WHAT THE TASK ASKS
Pull every line containing "from" out of the material below.
....
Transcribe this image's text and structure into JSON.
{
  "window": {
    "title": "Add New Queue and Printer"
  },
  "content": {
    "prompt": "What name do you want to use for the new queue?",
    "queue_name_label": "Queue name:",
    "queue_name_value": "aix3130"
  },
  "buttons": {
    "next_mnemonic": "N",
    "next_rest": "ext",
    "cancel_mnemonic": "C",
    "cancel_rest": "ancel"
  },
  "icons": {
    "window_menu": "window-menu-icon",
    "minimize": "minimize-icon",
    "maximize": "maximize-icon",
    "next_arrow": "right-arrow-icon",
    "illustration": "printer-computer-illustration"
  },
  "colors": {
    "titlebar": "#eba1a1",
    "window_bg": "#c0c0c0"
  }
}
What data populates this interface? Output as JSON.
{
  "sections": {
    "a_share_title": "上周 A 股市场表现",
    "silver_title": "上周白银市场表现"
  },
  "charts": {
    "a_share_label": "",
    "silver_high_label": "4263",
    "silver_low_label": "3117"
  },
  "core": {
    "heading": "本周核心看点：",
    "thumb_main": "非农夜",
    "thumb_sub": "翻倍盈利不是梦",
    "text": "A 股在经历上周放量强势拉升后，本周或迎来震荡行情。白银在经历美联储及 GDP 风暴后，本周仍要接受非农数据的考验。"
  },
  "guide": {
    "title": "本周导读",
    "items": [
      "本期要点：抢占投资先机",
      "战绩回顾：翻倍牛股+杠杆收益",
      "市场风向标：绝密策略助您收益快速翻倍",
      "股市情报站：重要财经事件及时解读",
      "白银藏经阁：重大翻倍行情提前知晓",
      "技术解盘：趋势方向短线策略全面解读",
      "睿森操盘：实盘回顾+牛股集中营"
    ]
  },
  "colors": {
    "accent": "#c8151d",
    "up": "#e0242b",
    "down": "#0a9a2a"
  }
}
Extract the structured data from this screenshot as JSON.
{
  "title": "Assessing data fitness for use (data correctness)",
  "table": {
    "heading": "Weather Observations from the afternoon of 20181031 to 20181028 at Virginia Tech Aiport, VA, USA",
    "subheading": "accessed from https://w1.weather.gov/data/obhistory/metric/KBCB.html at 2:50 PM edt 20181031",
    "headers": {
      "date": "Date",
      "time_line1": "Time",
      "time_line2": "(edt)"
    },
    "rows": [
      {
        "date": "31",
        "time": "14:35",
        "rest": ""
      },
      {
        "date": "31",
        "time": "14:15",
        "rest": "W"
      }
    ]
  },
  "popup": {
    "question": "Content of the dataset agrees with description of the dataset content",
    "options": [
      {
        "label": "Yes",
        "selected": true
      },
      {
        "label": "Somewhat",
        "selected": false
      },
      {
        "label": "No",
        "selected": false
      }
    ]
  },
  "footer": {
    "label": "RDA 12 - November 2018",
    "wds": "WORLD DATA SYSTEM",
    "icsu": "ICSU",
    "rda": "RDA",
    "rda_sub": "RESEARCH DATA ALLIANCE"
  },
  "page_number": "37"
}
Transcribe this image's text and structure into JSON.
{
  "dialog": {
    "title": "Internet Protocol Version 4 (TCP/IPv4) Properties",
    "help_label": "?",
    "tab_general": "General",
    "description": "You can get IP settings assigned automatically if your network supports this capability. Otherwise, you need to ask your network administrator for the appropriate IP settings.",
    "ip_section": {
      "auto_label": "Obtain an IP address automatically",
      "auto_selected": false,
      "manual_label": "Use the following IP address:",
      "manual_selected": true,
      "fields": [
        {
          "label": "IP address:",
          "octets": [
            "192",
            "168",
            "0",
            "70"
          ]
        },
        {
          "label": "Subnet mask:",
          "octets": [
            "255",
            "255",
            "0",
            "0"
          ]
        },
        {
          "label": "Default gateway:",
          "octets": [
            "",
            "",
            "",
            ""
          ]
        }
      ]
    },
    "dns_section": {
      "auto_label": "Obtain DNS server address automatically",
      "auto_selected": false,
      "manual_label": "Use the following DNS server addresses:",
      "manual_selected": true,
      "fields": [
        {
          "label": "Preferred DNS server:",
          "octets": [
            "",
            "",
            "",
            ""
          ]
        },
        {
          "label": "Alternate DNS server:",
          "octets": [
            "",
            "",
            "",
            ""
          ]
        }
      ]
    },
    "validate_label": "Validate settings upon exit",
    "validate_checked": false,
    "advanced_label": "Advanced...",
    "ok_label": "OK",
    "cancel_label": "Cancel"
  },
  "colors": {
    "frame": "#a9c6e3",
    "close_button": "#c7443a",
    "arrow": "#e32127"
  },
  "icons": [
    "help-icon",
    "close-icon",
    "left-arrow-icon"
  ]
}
....
TASK SOLUTION
Extract the structured data from this screenshot as JSON.
    "heading": "Weather Observations from the afternoon of 20181031 to 20181028 at Virginia Tech Aiport, VA, USA",
    "subheading": "accessed from https://w1.weather.gov/data/obhistory/metric/KBCB.html at 2:50 PM edt 20181031",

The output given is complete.